**EXERCISE INSTRUCTIONS:**
Write every record out again exactly as given.

**LISTED ENTRIES:**
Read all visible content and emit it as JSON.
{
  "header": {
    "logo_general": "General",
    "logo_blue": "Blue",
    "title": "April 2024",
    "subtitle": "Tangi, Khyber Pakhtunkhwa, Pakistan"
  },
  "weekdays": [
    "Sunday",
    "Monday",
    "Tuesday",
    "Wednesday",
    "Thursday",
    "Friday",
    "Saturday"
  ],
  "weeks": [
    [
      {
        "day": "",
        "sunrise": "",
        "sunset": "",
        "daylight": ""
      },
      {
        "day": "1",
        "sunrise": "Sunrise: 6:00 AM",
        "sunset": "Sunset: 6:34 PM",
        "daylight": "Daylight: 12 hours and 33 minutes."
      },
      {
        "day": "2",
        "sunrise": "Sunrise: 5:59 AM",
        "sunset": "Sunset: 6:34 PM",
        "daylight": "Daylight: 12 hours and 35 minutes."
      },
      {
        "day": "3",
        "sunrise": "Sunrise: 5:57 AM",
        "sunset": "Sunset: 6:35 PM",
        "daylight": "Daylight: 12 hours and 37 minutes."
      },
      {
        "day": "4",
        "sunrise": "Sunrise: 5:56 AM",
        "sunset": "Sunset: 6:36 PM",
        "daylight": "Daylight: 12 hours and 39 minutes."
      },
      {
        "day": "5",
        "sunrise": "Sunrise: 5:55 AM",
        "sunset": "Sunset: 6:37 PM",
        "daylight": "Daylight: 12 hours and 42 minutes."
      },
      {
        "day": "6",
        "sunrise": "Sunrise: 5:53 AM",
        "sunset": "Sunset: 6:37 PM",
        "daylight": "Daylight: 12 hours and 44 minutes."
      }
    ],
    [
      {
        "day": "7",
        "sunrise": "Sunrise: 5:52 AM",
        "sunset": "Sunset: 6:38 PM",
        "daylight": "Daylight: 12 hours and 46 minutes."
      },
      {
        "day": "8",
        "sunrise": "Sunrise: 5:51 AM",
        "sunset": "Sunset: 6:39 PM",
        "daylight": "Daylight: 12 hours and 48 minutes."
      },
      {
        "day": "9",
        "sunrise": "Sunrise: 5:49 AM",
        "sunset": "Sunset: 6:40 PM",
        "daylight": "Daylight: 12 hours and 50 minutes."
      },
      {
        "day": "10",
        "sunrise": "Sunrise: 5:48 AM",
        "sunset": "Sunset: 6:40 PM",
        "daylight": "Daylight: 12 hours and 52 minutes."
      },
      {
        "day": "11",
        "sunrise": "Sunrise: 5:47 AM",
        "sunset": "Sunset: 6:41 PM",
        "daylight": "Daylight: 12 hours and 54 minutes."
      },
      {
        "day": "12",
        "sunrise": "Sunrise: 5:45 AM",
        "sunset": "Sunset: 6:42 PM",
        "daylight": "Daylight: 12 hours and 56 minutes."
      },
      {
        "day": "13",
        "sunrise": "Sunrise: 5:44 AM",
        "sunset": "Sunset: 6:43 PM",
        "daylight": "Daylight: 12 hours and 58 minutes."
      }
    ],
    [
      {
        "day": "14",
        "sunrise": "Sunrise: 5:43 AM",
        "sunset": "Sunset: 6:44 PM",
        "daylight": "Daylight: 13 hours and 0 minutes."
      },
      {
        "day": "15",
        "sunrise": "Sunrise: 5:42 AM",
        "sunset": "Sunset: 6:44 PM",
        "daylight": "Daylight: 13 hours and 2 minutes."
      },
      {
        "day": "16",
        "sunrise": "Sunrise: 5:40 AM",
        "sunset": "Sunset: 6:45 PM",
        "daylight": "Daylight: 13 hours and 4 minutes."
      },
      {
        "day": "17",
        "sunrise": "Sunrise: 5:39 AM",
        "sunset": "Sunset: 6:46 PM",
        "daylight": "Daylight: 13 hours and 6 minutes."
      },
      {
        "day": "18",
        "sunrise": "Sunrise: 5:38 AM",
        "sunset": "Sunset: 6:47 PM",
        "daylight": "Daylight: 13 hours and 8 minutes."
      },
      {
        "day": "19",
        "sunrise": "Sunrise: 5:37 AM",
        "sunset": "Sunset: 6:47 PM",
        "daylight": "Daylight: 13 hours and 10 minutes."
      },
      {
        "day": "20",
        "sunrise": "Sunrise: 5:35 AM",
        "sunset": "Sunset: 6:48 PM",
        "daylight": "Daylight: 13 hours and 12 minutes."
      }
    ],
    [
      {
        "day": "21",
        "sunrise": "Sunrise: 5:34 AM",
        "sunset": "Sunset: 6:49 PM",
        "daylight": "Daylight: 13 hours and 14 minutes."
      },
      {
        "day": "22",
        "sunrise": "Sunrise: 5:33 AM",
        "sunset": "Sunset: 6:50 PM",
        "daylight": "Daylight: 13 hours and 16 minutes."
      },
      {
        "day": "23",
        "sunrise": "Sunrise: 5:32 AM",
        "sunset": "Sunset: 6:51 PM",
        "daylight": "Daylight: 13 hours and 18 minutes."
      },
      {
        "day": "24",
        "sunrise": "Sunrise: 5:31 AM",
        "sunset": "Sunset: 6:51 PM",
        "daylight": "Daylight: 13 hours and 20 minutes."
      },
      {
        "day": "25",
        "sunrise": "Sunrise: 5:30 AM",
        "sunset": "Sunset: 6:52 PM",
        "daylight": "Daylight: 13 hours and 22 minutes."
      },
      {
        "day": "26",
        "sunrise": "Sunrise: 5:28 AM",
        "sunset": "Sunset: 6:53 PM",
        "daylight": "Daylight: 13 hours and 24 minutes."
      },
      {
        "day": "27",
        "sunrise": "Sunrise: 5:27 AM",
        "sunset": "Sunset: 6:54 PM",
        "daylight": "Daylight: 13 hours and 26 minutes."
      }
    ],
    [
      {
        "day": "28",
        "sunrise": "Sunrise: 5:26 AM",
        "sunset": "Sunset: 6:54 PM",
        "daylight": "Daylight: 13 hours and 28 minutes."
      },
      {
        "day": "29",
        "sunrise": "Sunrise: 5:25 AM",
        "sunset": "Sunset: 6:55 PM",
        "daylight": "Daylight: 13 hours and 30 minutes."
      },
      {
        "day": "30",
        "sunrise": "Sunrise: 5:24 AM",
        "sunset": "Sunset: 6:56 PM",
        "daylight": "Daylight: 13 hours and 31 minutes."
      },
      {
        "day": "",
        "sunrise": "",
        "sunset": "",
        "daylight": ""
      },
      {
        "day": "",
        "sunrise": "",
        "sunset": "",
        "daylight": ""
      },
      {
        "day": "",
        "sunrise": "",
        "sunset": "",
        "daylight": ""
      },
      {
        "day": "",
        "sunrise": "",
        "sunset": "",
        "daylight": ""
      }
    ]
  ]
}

**THE RESULT:**
Read all visible content and emit it as JSON.
{
  "header": {
    "logo_general": "General",
    "logo_blue": "Blue",
    "title": "April 2024",
    "subtitle": "Tangi, Khyber Pakhtunkhwa, Pakistan"
  },
  "weekdays": [
    "Sunday",
    "Monday",
    "Tuesday",
    "Wednesday",
    "Thursday",
    "Friday",
    "Saturday"
  ],
  "weeks": [
    [
      {
        "day": "",
        "sunrise": "",
        "sunset": "",
        "daylight": ""
      },
      {
        "day": "1",
        "sunrise": "Sunrise: 6:00 AM",
        "sunset": "Sunset: 6:34 PM",
        "daylight": "Daylight: 12 hours and 33 minutes."
      },
      {
        "day": "2",
        "sunrise": "Sunrise: 5:59 AM",
        "sunset": "Sunset: 6:34 PM",
        "daylight": "Daylight: 12 hours and 35 minutes."
      },
      {
        "day": "3",
        "sunrise": "Sunrise: 5:57 AM",
        "sunset": "Sunset: 6:35 PM",
        "daylight": "Daylight: 12 hours and 37 minutes."
      },
      {
        "day": "4",
        "sunrise": "Sunrise: 5:56 AM",
        "sunset": "Sunset: 6:36 PM",
        "daylight": "Daylight: 12 hours and 39 minutes."
      },
      {
        "day": "5",
        "sunrise": "Sunrise: 5:55 AM",
        "sunset": "Sunset: 6:37 PM",
        "daylight": "Daylight: 12 hours and 42 minutes."
      },
      {
        "day": "6",
        "sunrise": "Sunrise: 5:53 AM",
        "sunset": "Sunset: 6:37 PM",
        "daylight": "Daylight: 12 hours and 44 minutes."
      }
    ],
    [
      {
        "day": "7",
        "sunrise": "Sunrise: 5:52 AM",
        "sunset": "Sunset: 6:38 PM",
        "daylight": "Daylight: 12 hours and 46 minutes."
      },
      {
        "day": "8",
        "sunrise": "Sunrise: 5:51 AM",
        "sunset": "Sunset: 6:39 PM",
        "daylight": "Daylight: 12 hours and 48 minutes."
      },
      {
        "day": "9",
        "sunrise": "Sunrise: 5:49 AM",
        "sunset": "Sunset: 6:40 PM",
        "daylight": "Daylight: 12 hours and 50 minutes."
      },
      {
        "day": "10",
        "sunrise": "Sunrise: 5:48 AM",
        "sunset": "Sunset: 6:40 PM",
        "daylight": "Daylight: 12 hours and 52 minutes."
      },
      {
        "day": "11",
        "sunrise": "Sunrise: 5:47 AM",
        "sunset": "Sunset: 6:41 PM",
        "daylight": "Daylight: 12 hours and 54 minutes."
      },
      {
        "day": "12",
        "sunrise": "Sunrise: 5:45 AM",
        "sunset": "Sunset: 6:42 PM",
        "daylight": "Daylight: 12 hours and 56 minutes."
      },
      {
        "day": "13",
        "sunrise": "Sunrise: 5:44 AM",
        "sunset": "Sunset: 6:43 PM",
        "daylight": "Daylight: 12 hours and 58 minutes."
      }
    ],
    [
      {
        "day": "14",
        "sunrise": "Sunrise: 5:43 AM",
        "sunset": "Sunset: 6:44 PM",
        "daylight": "Daylight: 13 hours and 0 minutes."
      },
      {
        "day": "15",
        "sunrise": "Sunrise: 5:42 AM",
        "sunset": "Sunset: 6:44 PM",
        "daylight": "Daylight: 13 hours and 2 minutes."
      },
      {
        "day": "16",
        "sunrise": "Sunrise: 5:40 AM",
        "sunset": "Sunset: 6:45 PM",
        "daylight": "Daylight: 13 hours and 4 minutes."
      },
      {
        "day": "17",
        "sunrise": "Sunrise: 5:39 AM",
        "sunset": "Sunset: 6:46 PM",
        "daylight": "Daylight: 13 hours and 6 minutes."
      },
      {
        "day": "18",
        "sunrise": "Sunrise: 5:38 AM",
        "sunset": "Sunset: 6:47 PM",
        "daylight": "Daylight: 13 hours and 8 minutes."
      },
      {
        "day": "19",
        "sunrise": "Sunrise: 5:37 AM",
        "sunset": "Sunset: 6:47 PM",
        "daylight": "Daylight: 13 hours and 10 minutes."
      },
      {
        "day": "20",
        "sunrise": "Sunrise: 5:35 AM",
        "sunset": "Sunset: 6:48 PM",
        "daylight": "Daylight: 13 hours and 12 minutes."
      }
    ],
    [
      {
        "day": "21",
        "sunrise": "Sunrise: 5:34 AM",
        "sunset": "Sunset: 6:49 PM",
        "daylight": "Daylight: 13 hours and 14 minutes."
      },
      {
        "day": "22",
        "sunrise": "Sunrise: 5:33 AM",
        "sunset": "Sunset: 6:50 PM",
        "daylight": "Daylight: 13 hours and 16 minutes."
      },
      {
        "day": "23",
        "sunrise": "Sunrise: 5:32 AM",
        "sunset": "Sunset: 6:51 PM",
        "daylight": "Daylight: 13 hours and 18 minutes."
      },
      {
        "day": "24",
        "sunrise": "Sunrise: 5:31 AM",
        "sunset": "Sunset: 6:51 PM",
        "daylight": "Daylight: 13 hours and 20 minutes."
      },
      {
        "day": "25",
        "sunrise": "Sunrise: 5:30 AM",
        "sunset": "Sunset: 6:52 PM",
        "daylight": "Daylight: 13 hours and 22 minutes."
      },
      {
        "day": "26",
        "sunrise": "Sunrise: 5:28 AM",
        "sunset": "Sunset: 6:53 PM",
        "daylight": "Daylight: 13 hours and 24 minutes."
      },
      {
        "day": "27",
        "sunrise": "Sunrise: 5:27 AM",
        "sunset": "Sunset: 6:54 PM",
        "daylight": "Daylight: 13 hours and 26 minutes."
      }
    ],
    [
      {
        "day": "28",
        "sunrise": "Sunrise: 5:26 AM",
        "sunset": "Sunset: 6:54 PM",
        "daylight": "Daylight: 13 hours and 28 minutes."
      },
      {
        "day": "29",
        "sunrise": "Sunrise: 5:25 AM",
        "sunset": "Sunset: 6:55 PM",
        "daylight": "Daylight: 13 hours and 30 minutes."
      },
      {
        "day": "30",
        "sunrise": "Sunrise: 5:24 AM",
        "sunset": "Sunset: 6:56 PM",
        "daylight": "Daylight: 13 hours and 31 minutes."
      },
      {
        "day": "",
        "sunrise": "",
        "sunset": "",
        "daylight": ""
      },
      {
        "day": "",
        "sunrise": "",
        "sunset": "",
        "daylight": ""
      },
      {
        "day": "",
        "sunrise": "",
        "sunset": "",
        "daylight": ""
      },
      {
        "day": "",
        "sunrise": "",
        "sunset": "",
        "daylight": ""
      }
    ]
  ]
}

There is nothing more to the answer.